Every line of the records below should be restated exactly.

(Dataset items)
* BEGIN *
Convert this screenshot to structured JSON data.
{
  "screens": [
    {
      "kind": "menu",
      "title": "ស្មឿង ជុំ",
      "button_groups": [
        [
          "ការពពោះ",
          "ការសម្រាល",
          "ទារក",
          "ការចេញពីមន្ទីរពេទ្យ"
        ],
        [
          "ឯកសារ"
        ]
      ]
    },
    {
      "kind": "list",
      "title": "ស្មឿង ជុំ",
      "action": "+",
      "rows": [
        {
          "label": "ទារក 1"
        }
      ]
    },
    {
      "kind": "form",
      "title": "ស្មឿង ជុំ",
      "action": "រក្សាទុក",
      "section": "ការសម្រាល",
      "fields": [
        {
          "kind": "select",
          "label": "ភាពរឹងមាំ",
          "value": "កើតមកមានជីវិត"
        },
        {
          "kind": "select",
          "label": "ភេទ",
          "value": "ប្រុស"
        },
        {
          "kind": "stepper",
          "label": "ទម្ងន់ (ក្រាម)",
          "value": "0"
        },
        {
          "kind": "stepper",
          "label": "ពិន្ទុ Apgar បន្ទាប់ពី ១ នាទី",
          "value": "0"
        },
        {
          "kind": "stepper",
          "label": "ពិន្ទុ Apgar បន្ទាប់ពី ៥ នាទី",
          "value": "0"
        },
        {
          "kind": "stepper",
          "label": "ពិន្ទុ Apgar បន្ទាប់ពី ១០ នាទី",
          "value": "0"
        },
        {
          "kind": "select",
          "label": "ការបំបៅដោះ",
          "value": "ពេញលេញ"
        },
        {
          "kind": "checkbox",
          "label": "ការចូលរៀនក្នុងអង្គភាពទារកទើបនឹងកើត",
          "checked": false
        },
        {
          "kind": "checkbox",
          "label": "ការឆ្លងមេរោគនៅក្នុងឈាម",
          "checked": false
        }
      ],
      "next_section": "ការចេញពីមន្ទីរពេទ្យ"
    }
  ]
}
* END *
| CORRECT RESPONSE |
Convert this screenshot to structured JSON data.
{
  "screens": [
    {
      "kind": "menu",
      "title": "ស្មឿង ជុំ",
      "button_groups": [
        [
          "ការពពោះ",
          "ការសម្រាល",
          "ទារក",
          "ការចេញពីមន្ទីរពេទ្យ"
        ],
        [
          "ឯកសារ"
        ]
      ]
    },
    {
      "kind": "list",
      "title": "ស្មឿង ជុំ",
      "action": "+",
      "rows": [
        {
          "label": "ទារក 1"
        }
      ]
    },
    {
      "kind": "form",
      "title": "ស្មឿង ជុំ",
      "action": "រក្សាទុក",
      "section": "ការសម្រាល",
      "fields": [
        {
          "kind": "select",
          "label": "ភាពរឹងមាំ",
          "value": "កើតមកមានជីវិត"
        },
        {
          "kind": "select",
          "label": "ភេទ",
          "value": "ប្រុស"
        },
        {
          "kind": "stepper",
          "label": "ទម្ងន់ (ក្រាម)",
          "value": "0"
        },
        {
          "kind": "stepper",
          "label": "ពិន្ទុ Apgar បន្ទាប់ពី ១ នាទី",
          "value": "0"
        },
        {
          "kind": "stepper",
          "label": "ពិន្ទុ Apgar បន្ទាប់ពី ៥ នាទី",
          "value": "0"
        },
        {
          "kind": "stepper",
          "label": "ពិន្ទុ Apgar បន្ទាប់ពី ១០ នាទី",
          "value": "0"
        },
        {
          "kind": "select",
          "label": "ការបំបៅដោះ",
          "value": "ពេញលេញ"
        },
        {
          "kind": "checkbox",
          "label": "ការចូលរៀនក្នុងអង្គភាពទារកទើបនឹងកើត",
          "checked": false
        },
        {
          "kind": "checkbox",
          "label": "ការឆ្លងមេរោគនៅក្នុងឈាម",
          "checked": false
        }
      ],
      "next_section": "ការចេញពីមន្ទីរពេទ្យ"
    }
  ]
}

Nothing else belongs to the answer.